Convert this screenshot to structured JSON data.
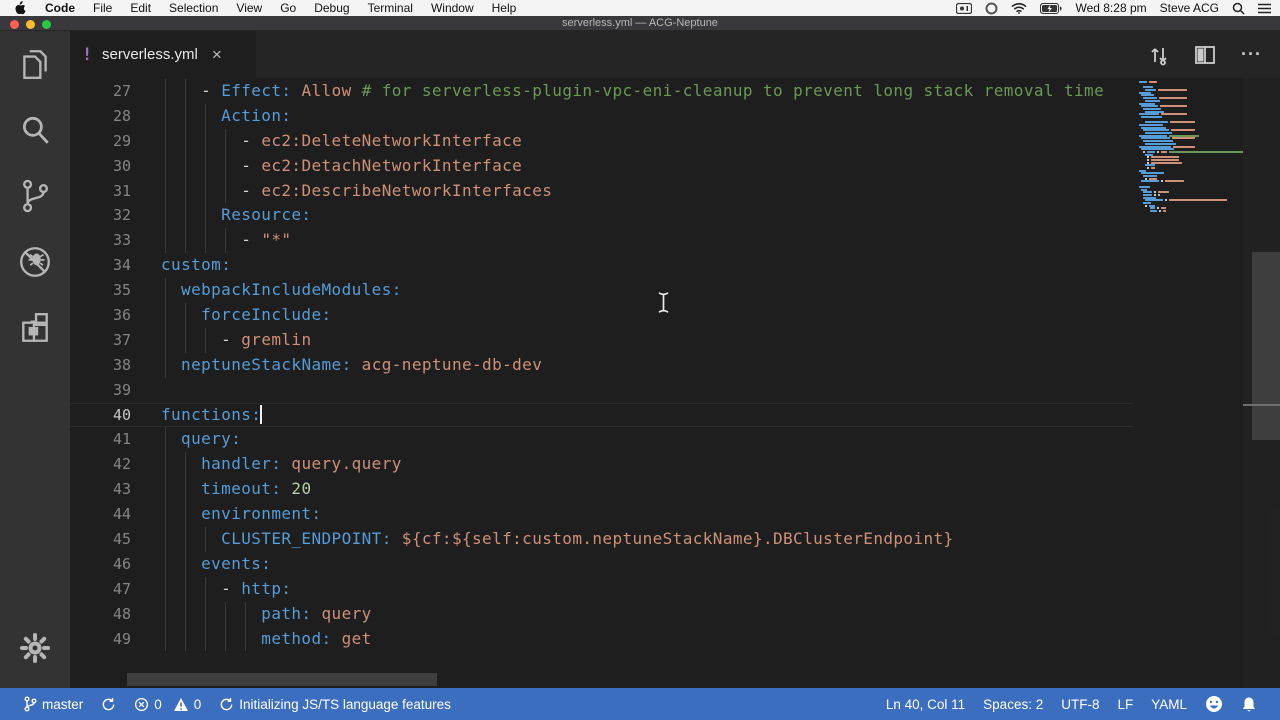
{
  "menu_bar": {
    "apple_icon": "apple-logo",
    "items": [
      "Code",
      "File",
      "Edit",
      "Selection",
      "View",
      "Go",
      "Debug",
      "Terminal",
      "Window",
      "Help"
    ],
    "clock": "Wed 8:28 pm",
    "user": "Steve ACG"
  },
  "window": {
    "title": "serverless.yml — ACG-Neptune"
  },
  "activity_bar": {
    "icons": [
      "explorer",
      "search",
      "source-control",
      "debug",
      "extensions",
      "settings-gear"
    ]
  },
  "tab_bar": {
    "active_tab": {
      "icon": "!",
      "label": "serverless.yml",
      "close": "×"
    }
  },
  "editor": {
    "cursor": {
      "line": 40,
      "col": 11
    },
    "lines": [
      {
        "num": 27,
        "indent": 4,
        "tokens": [
          [
            "d",
            "- "
          ],
          [
            "k",
            "Effect:"
          ],
          [
            "d",
            " "
          ],
          [
            "s",
            "Allow "
          ],
          [
            "c",
            "# for serverless-plugin-vpc-eni-cleanup to prevent long stack removal time"
          ]
        ]
      },
      {
        "num": 28,
        "indent": 6,
        "tokens": [
          [
            "k",
            "Action:"
          ]
        ]
      },
      {
        "num": 29,
        "indent": 8,
        "tokens": [
          [
            "d",
            "- "
          ],
          [
            "s",
            "ec2:DeleteNetworkInterface"
          ]
        ]
      },
      {
        "num": 30,
        "indent": 8,
        "tokens": [
          [
            "d",
            "- "
          ],
          [
            "s",
            "ec2:DetachNetworkInterface"
          ]
        ]
      },
      {
        "num": 31,
        "indent": 8,
        "tokens": [
          [
            "d",
            "- "
          ],
          [
            "s",
            "ec2:DescribeNetworkInterfaces"
          ]
        ]
      },
      {
        "num": 32,
        "indent": 6,
        "tokens": [
          [
            "k",
            "Resource:"
          ]
        ]
      },
      {
        "num": 33,
        "indent": 8,
        "tokens": [
          [
            "d",
            "- "
          ],
          [
            "s",
            "\"*\""
          ]
        ]
      },
      {
        "num": 34,
        "indent": 0,
        "tokens": [
          [
            "k",
            "custom:"
          ]
        ]
      },
      {
        "num": 35,
        "indent": 2,
        "tokens": [
          [
            "k",
            "webpackIncludeModules:"
          ]
        ]
      },
      {
        "num": 36,
        "indent": 4,
        "tokens": [
          [
            "k",
            "forceInclude:"
          ]
        ]
      },
      {
        "num": 37,
        "indent": 6,
        "tokens": [
          [
            "d",
            "- "
          ],
          [
            "s",
            "gremlin"
          ]
        ]
      },
      {
        "num": 38,
        "indent": 2,
        "tokens": [
          [
            "k",
            "neptuneStackName:"
          ],
          [
            "d",
            " "
          ],
          [
            "s",
            "acg-neptune-db-dev"
          ]
        ]
      },
      {
        "num": 39,
        "indent": 0,
        "tokens": []
      },
      {
        "num": 40,
        "indent": 0,
        "tokens": [
          [
            "k",
            "functions:"
          ]
        ]
      },
      {
        "num": 41,
        "indent": 2,
        "tokens": [
          [
            "k",
            "query:"
          ]
        ]
      },
      {
        "num": 42,
        "indent": 4,
        "tokens": [
          [
            "k",
            "handler:"
          ],
          [
            "d",
            " "
          ],
          [
            "s",
            "query.query"
          ]
        ]
      },
      {
        "num": 43,
        "indent": 4,
        "tokens": [
          [
            "k",
            "timeout:"
          ],
          [
            "d",
            " "
          ],
          [
            "n",
            "20"
          ]
        ]
      },
      {
        "num": 44,
        "indent": 4,
        "tokens": [
          [
            "k",
            "environment:"
          ]
        ]
      },
      {
        "num": 45,
        "indent": 6,
        "tokens": [
          [
            "k",
            "CLUSTER_ENDPOINT:"
          ],
          [
            "d",
            " "
          ],
          [
            "s",
            "${cf:${self:custom.neptuneStackName}.DBClusterEndpoint}"
          ]
        ]
      },
      {
        "num": 46,
        "indent": 4,
        "tokens": [
          [
            "k",
            "events:"
          ]
        ]
      },
      {
        "num": 47,
        "indent": 6,
        "tokens": [
          [
            "d",
            "- "
          ],
          [
            "k",
            "http:"
          ]
        ]
      },
      {
        "num": 48,
        "indent": 10,
        "tokens": [
          [
            "k",
            "path:"
          ],
          [
            "d",
            " "
          ],
          [
            "s",
            "query"
          ]
        ]
      },
      {
        "num": 49,
        "indent": 10,
        "tokens": [
          [
            "k",
            "method:"
          ],
          [
            "d",
            " "
          ],
          [
            "s",
            "get"
          ]
        ]
      }
    ]
  },
  "status_bar": {
    "branch": "master",
    "errors": "0",
    "warnings": "0",
    "message": "Initializing JS/TS language features",
    "cursor_position": "Ln 40, Col 11",
    "indentation": "Spaces: 2",
    "encoding": "UTF-8",
    "eol": "LF",
    "language": "YAML"
  },
  "colors": {
    "status_bar_bg": "#3c6ec0",
    "editor_bg": "#1e1e1e",
    "yaml_key": "#569cd6",
    "yaml_string": "#ce9178",
    "yaml_number": "#b5cea8",
    "comment": "#6a9955",
    "plain": "#d4d4d4",
    "tab_icon_purple": "#a074c4"
  }
}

____

## Prompt
Transcribe the records above exactly, omitting every picture they contain.

## Task answer
Convert this screenshot to structured JSON data.
{
  "menu_bar": {
    "apple_icon": "apple-logo",
    "items": [
      "Code",
      "File",
      "Edit",
      "Selection",
      "View",
      "Go",
      "Debug",
      "Terminal",
      "Window",
      "Help"
    ],
    "clock": "Wed 8:28 pm",
    "user": "Steve ACG"
  },
  "window": {
    "title": "serverless.yml — ACG-Neptune"
  },
  "activity_bar": {
    "icons": [
      "explorer",
      "search",
      "source-control",
      "debug",
      "extensions",
      "settings-gear"
    ]
  },
  "tab_bar": {
    "active_tab": {
      "icon": "!",
      "label": "serverless.yml",
      "close": "×"
    }
  },
  "editor": {
    "cursor": {
      "line": 40,
      "col": 11
    },
    "lines": [
      {
        "num": 27,
        "indent": 4,
        "tokens": [
          [
            "d",
            "- "
          ],
          [
            "k",
            "Effect:"
          ],
          [
            "d",
            " "
          ],
          [
            "s",
            "Allow "
          ],
          [
            "c",
            "# for serverless-plugin-vpc-eni-cleanup to prevent long stack removal time"
          ]
        ]
      },
      {
        "num": 28,
        "indent": 6,
        "tokens": [
          [
            "k",
            "Action:"
          ]
        ]
      },
      {
        "num": 29,
        "indent": 8,
        "tokens": [
          [
            "d",
            "- "
          ],
          [
            "s",
            "ec2:DeleteNetworkInterface"
          ]
        ]
      },
      {
        "num": 30,
        "indent": 8,
        "tokens": [
          [
            "d",
            "- "
          ],
          [
            "s",
            "ec2:DetachNetworkInterface"
          ]
        ]
      },
      {
        "num": 31,
        "indent": 8,
        "tokens": [
          [
            "d",
            "- "
          ],
          [
            "s",
            "ec2:DescribeNetworkInterfaces"
          ]
        ]
      },
      {
        "num": 32,
        "indent": 6,
        "tokens": [
          [
            "k",
            "Resource:"
          ]
        ]
      },
      {
        "num": 33,
        "indent": 8,
        "tokens": [
          [
            "d",
            "- "
          ],
          [
            "s",
            "\"*\""
          ]
        ]
      },
      {
        "num": 34,
        "indent": 0,
        "tokens": [
          [
            "k",
            "custom:"
          ]
        ]
      },
      {
        "num": 35,
        "indent": 2,
        "tokens": [
          [
            "k",
            "webpackIncludeModules:"
          ]
        ]
      },
      {
        "num": 36,
        "indent": 4,
        "tokens": [
          [
            "k",
            "forceInclude:"
          ]
        ]
      },
      {
        "num": 37,
        "indent": 6,
        "tokens": [
          [
            "d",
            "- "
          ],
          [
            "s",
            "gremlin"
          ]
        ]
      },
      {
        "num": 38,
        "indent": 2,
        "tokens": [
          [
            "k",
            "neptuneStackName:"
          ],
          [
            "d",
            " "
          ],
          [
            "s",
            "acg-neptune-db-dev"
          ]
        ]
      },
      {
        "num": 39,
        "indent": 0,
        "tokens": []
      },
      {
        "num": 40,
        "indent": 0,
        "tokens": [
          [
            "k",
            "functions:"
          ]
        ]
      },
      {
        "num": 41,
        "indent": 2,
        "tokens": [
          [
            "k",
            "query:"
          ]
        ]
      },
      {
        "num": 42,
        "indent": 4,
        "tokens": [
          [
            "k",
            "handler:"
          ],
          [
            "d",
            " "
          ],
          [
            "s",
            "query.query"
          ]
        ]
      },
      {
        "num": 43,
        "indent": 4,
        "tokens": [
          [
            "k",
            "timeout:"
          ],
          [
            "d",
            " "
          ],
          [
            "n",
            "20"
          ]
        ]
      },
      {
        "num": 44,
        "indent": 4,
        "tokens": [
          [
            "k",
            "environment:"
          ]
        ]
      },
      {
        "num": 45,
        "indent": 6,
        "tokens": [
          [
            "k",
            "CLUSTER_ENDPOINT:"
          ],
          [
            "d",
            " "
          ],
          [
            "s",
            "${cf:${self:custom.neptuneStackName}.DBClusterEndpoint}"
          ]
        ]
      },
      {
        "num": 46,
        "indent": 4,
        "tokens": [
          [
            "k",
            "events:"
          ]
        ]
      },
      {
        "num": 47,
        "indent": 6,
        "tokens": [
          [
            "d",
            "- "
          ],
          [
            "k",
            "http:"
          ]
        ]
      },
      {
        "num": 48,
        "indent": 10,
        "tokens": [
          [
            "k",
            "path:"
          ],
          [
            "d",
            " "
          ],
          [
            "s",
            "query"
          ]
        ]
      },
      {
        "num": 49,
        "indent": 10,
        "tokens": [
          [
            "k",
            "method:"
          ],
          [
            "d",
            " "
          ],
          [
            "s",
            "get"
          ]
        ]
      }
    ]
  },
  "status_bar": {
    "branch": "master",
    "errors": "0",
    "warnings": "0",
    "message": "Initializing JS/TS language features",
    "cursor_position": "Ln 40, Col 11",
    "indentation": "Spaces: 2",
    "encoding": "UTF-8",
    "eol": "LF",
    "language": "YAML"
  },
  "colors": {
    "status_bar_bg": "#3c6ec0",
    "editor_bg": "#1e1e1e",
    "yaml_key": "#569cd6",
    "yaml_string": "#ce9178",
    "yaml_number": "#b5cea8",
    "comment": "#6a9955",
    "plain": "#d4d4d4",
    "tab_icon_purple": "#a074c4"
  }
}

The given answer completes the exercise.